▶ [What you need to do]:
Pull out every line from the listing that has the word "lanacion".

★ ★ ★ ★

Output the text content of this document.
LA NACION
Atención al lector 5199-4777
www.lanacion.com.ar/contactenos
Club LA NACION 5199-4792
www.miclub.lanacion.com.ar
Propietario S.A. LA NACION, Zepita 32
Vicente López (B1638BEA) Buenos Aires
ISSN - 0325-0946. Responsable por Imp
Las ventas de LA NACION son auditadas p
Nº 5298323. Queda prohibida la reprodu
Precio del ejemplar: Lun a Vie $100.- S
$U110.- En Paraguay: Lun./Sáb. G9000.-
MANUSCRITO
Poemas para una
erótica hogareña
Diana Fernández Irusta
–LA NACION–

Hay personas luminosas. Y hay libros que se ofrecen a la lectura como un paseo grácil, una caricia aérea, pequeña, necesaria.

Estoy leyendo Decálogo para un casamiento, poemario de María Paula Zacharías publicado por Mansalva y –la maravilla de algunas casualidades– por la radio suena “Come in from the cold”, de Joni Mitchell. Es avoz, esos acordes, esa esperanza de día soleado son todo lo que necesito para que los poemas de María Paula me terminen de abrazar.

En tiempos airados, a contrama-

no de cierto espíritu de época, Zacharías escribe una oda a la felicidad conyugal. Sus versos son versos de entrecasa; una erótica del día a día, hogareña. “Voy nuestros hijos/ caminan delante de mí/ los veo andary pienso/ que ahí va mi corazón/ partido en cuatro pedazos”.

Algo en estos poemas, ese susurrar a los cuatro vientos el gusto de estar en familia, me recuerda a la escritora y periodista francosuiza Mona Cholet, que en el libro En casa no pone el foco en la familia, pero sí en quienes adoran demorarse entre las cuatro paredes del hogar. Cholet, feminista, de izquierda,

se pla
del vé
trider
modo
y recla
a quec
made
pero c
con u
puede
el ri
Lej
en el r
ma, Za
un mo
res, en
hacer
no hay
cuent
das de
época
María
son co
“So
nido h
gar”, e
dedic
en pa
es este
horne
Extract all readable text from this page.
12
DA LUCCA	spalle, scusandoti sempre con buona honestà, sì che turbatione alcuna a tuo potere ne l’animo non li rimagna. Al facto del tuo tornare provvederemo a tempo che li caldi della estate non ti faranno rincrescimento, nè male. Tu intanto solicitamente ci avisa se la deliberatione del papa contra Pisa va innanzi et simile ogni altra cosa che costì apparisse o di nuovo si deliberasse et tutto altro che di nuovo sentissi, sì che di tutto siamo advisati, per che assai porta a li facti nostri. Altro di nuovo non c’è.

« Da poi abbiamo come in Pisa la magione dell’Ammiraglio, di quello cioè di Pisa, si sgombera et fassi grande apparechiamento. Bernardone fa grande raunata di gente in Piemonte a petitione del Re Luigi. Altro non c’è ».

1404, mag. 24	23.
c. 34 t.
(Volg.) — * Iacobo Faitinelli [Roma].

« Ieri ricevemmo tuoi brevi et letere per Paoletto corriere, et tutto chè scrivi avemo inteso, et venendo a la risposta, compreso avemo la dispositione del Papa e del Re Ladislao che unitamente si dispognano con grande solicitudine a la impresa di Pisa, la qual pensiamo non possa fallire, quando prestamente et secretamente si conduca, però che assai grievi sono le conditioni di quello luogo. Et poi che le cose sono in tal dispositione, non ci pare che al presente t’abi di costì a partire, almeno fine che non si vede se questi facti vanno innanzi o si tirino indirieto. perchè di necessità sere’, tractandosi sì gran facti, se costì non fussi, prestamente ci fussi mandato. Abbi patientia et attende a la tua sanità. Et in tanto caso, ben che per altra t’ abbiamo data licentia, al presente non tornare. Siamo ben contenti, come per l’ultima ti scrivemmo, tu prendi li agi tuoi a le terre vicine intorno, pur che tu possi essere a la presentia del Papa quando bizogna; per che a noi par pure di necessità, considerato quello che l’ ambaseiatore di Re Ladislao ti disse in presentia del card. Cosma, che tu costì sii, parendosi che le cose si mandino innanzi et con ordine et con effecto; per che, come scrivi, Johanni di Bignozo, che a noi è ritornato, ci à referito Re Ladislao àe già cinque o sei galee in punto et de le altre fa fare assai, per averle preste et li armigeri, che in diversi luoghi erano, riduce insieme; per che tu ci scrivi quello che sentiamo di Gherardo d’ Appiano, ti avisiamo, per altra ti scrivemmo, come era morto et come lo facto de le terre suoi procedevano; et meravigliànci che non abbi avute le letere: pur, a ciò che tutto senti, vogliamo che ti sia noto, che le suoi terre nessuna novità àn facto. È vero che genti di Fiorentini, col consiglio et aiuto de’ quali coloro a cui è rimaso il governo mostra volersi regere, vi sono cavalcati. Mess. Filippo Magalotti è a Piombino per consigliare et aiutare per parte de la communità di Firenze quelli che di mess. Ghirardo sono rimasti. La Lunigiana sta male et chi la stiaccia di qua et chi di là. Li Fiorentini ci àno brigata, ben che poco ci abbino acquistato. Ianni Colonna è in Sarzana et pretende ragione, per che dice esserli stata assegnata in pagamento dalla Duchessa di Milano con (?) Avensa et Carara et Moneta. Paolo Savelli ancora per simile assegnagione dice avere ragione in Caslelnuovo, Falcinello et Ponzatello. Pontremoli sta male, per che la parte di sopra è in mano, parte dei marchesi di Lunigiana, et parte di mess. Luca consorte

★ ★ ★ ★

▶ [Answer to this exercise]:
www.lanacion.com.ar/contactenos
www.miclub.lanacion.com.ar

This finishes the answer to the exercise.